| Goal of the exercise |
Check each line of the data for "valeur" and select those that have it.

| Dataset |
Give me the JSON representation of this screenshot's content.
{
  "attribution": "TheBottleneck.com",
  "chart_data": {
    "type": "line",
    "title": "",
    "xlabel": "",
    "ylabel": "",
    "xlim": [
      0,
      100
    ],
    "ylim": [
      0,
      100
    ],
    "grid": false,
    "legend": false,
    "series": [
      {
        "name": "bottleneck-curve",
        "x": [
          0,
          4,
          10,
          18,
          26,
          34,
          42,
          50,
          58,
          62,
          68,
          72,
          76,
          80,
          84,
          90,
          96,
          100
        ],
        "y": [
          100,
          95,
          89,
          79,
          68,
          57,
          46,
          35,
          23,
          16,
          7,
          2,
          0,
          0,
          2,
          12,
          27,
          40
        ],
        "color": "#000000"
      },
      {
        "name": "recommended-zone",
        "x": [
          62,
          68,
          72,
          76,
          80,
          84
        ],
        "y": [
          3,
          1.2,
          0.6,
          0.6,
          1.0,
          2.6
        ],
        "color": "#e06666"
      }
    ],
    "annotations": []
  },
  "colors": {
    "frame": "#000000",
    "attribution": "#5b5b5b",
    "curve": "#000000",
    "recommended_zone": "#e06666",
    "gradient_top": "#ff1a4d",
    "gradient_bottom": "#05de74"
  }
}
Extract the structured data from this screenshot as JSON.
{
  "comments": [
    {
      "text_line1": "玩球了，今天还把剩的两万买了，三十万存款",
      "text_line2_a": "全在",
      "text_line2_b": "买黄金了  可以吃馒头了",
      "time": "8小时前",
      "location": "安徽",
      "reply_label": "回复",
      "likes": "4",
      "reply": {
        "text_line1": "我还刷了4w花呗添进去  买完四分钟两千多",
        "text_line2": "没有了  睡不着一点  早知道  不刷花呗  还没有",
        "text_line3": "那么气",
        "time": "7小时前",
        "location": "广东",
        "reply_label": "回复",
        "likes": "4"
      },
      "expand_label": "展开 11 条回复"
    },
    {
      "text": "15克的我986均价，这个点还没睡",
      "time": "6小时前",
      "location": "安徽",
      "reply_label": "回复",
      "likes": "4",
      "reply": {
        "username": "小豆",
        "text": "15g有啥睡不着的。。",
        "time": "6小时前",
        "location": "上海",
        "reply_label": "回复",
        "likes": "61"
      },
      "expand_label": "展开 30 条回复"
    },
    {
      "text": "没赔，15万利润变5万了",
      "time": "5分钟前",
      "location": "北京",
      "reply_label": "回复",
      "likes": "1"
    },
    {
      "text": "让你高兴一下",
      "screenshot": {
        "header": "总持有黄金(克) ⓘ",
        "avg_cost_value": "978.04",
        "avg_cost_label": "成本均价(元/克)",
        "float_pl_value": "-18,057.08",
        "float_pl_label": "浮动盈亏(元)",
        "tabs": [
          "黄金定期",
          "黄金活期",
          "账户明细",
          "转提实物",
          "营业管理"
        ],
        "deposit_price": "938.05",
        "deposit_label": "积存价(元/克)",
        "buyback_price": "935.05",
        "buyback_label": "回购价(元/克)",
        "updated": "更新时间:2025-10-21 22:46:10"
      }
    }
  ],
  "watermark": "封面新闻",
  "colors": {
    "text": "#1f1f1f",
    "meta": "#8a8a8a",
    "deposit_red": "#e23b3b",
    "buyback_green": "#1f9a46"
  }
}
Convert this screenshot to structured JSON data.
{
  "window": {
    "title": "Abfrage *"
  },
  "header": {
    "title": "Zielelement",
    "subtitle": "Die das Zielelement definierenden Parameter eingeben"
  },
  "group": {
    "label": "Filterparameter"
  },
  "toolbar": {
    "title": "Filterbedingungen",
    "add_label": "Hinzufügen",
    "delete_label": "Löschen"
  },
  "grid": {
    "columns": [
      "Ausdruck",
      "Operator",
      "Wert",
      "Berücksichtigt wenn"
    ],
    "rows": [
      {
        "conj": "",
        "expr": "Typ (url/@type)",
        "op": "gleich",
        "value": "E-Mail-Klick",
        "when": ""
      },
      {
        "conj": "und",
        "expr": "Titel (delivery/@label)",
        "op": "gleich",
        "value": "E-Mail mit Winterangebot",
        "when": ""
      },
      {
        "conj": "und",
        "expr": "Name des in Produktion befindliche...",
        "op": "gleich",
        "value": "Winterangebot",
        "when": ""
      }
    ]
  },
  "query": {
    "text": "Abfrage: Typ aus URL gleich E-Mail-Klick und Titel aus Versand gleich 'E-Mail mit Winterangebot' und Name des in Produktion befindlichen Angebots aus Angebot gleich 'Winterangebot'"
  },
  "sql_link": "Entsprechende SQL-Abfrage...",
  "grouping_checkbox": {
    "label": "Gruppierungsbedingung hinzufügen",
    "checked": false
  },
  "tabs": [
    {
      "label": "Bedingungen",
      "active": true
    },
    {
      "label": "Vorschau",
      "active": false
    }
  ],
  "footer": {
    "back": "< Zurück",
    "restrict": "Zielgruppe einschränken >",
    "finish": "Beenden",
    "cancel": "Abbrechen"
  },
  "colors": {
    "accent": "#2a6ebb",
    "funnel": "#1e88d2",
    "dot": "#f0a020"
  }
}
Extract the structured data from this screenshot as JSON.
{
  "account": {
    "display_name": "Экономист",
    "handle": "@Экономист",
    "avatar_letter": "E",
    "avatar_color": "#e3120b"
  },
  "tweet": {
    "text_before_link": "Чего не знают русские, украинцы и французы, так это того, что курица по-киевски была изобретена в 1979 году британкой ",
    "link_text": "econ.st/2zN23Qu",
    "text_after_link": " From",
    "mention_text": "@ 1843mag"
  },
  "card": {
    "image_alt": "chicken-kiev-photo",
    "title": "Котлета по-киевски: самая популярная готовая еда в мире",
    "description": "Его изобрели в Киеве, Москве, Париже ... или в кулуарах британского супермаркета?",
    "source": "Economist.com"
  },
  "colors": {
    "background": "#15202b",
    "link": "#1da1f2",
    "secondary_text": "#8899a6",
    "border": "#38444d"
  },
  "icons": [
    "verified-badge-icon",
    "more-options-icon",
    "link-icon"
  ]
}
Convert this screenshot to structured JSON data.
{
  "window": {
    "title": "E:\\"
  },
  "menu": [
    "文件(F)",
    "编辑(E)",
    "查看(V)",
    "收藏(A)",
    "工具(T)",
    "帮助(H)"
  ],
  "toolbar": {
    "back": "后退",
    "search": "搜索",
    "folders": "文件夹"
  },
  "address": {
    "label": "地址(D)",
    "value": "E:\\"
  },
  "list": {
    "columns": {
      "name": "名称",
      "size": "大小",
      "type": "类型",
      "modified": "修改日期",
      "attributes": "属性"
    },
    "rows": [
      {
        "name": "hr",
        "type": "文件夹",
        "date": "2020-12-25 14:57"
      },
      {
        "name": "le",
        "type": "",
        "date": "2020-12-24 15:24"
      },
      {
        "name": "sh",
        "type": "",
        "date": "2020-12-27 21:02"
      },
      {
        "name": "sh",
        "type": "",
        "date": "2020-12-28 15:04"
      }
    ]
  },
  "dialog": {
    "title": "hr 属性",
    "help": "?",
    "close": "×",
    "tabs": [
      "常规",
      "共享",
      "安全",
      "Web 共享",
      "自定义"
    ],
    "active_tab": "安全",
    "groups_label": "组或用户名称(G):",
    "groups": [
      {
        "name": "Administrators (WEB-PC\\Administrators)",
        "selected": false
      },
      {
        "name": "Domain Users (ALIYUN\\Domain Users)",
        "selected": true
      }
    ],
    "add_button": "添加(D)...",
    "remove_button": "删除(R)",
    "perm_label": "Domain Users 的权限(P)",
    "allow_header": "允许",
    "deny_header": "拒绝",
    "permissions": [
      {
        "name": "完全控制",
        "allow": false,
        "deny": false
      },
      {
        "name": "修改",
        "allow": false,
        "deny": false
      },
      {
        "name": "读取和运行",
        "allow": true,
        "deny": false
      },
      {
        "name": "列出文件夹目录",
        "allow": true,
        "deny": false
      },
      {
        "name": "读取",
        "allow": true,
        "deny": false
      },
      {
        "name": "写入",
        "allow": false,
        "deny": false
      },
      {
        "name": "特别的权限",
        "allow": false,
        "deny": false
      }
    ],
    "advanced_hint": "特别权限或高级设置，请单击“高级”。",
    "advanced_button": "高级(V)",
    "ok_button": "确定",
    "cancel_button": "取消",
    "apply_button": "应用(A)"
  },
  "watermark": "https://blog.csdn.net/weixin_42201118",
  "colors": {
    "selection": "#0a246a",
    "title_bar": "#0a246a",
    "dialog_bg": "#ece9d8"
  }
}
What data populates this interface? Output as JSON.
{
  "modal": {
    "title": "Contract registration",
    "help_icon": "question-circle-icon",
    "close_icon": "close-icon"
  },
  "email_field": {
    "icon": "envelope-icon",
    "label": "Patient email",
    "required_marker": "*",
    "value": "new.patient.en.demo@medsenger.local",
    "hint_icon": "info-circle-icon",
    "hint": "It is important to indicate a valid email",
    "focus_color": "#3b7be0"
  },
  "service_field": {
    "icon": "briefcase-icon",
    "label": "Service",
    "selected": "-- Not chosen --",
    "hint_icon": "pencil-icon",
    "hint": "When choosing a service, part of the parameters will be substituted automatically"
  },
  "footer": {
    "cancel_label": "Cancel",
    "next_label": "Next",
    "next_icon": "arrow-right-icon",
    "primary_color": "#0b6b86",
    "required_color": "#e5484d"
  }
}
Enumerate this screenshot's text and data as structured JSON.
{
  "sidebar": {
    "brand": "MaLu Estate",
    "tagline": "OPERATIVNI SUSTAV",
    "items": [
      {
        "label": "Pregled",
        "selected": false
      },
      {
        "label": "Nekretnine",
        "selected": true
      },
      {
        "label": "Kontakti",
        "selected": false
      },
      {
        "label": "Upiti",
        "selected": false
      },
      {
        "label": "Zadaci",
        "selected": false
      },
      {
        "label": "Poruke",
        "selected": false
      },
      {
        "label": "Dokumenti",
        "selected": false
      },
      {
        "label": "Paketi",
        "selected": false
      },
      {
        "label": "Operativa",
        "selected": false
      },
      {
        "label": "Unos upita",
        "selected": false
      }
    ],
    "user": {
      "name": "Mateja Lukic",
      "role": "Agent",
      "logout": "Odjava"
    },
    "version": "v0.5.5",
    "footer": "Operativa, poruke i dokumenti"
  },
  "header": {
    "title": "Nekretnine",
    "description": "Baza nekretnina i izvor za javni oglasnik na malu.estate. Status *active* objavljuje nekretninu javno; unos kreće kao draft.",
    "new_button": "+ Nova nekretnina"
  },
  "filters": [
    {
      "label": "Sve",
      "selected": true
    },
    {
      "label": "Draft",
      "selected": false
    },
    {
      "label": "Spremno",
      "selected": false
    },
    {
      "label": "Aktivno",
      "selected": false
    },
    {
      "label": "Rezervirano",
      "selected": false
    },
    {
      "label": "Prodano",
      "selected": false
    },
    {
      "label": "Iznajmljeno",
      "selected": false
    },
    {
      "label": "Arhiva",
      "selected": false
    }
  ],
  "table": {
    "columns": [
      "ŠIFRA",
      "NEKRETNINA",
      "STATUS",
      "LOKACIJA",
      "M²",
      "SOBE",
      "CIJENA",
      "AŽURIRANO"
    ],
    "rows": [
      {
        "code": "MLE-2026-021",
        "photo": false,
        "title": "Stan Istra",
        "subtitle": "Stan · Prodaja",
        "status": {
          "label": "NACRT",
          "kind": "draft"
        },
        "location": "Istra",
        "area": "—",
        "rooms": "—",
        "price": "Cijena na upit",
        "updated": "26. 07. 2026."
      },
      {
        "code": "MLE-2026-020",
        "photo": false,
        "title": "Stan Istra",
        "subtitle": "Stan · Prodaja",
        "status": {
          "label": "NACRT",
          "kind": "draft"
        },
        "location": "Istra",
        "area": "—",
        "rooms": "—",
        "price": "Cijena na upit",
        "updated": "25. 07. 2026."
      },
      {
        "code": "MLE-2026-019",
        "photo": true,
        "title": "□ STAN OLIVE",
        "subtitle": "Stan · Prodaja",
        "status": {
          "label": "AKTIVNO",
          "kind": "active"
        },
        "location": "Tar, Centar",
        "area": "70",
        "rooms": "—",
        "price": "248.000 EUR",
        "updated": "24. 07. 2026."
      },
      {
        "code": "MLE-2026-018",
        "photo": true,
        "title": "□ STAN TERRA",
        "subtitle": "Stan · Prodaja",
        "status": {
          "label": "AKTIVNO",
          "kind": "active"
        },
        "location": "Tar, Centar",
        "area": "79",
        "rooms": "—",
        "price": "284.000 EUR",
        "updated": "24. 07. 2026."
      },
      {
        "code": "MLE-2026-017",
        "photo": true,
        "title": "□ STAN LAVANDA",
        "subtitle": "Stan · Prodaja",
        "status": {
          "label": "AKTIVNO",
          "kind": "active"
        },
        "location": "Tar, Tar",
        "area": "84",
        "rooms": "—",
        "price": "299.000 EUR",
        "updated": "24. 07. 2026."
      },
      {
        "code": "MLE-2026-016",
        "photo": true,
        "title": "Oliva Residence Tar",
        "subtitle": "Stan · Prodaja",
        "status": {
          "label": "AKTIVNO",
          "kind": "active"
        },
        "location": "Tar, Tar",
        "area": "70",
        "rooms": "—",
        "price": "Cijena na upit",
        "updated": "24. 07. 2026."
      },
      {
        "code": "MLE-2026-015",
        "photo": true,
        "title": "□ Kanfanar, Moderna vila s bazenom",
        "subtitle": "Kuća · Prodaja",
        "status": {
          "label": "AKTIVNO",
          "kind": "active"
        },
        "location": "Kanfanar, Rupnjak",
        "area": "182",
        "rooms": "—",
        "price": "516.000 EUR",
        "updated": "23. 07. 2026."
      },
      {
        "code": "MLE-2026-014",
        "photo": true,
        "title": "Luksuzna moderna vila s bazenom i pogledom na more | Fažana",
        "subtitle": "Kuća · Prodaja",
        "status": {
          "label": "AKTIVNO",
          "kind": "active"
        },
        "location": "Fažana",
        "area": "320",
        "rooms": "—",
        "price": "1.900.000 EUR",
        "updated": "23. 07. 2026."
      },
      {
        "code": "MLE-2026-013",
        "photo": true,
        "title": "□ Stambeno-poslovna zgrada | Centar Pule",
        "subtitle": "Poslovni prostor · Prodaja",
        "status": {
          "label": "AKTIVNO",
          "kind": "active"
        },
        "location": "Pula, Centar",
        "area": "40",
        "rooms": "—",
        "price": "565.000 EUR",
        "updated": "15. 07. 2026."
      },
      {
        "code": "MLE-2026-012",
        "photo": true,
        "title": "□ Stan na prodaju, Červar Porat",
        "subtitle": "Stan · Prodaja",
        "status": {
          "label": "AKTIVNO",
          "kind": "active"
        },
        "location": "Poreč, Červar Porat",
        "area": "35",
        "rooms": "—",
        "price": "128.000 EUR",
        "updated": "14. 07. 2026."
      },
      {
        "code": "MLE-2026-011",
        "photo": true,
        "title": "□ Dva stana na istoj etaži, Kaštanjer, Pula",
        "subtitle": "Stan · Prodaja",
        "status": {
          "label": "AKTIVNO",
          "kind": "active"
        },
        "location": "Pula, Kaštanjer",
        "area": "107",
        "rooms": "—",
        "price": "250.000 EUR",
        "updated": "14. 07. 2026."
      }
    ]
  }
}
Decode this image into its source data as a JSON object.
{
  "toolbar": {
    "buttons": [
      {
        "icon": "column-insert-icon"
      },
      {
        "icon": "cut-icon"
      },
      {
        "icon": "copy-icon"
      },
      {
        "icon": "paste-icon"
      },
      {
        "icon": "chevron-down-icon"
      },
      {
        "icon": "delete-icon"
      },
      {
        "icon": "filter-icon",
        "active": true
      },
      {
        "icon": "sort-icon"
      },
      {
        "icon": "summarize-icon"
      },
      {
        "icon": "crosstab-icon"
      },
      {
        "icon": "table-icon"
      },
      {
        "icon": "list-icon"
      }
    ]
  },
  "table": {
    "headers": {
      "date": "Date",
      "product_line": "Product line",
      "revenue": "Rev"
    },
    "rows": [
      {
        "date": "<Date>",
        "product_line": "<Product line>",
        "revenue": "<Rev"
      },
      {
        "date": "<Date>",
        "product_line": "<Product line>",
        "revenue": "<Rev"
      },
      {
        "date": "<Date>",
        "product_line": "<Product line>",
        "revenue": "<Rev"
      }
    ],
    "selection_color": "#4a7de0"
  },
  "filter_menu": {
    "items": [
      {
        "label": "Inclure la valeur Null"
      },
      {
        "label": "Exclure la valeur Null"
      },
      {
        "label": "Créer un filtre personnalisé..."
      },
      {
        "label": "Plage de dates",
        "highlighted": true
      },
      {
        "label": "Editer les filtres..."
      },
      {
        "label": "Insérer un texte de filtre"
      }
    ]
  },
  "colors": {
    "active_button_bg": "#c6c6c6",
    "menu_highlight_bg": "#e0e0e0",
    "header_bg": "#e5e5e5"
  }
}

| The output |
        "label": "Inclure la valeur Null"
        "label": "Exclure la valeur Null"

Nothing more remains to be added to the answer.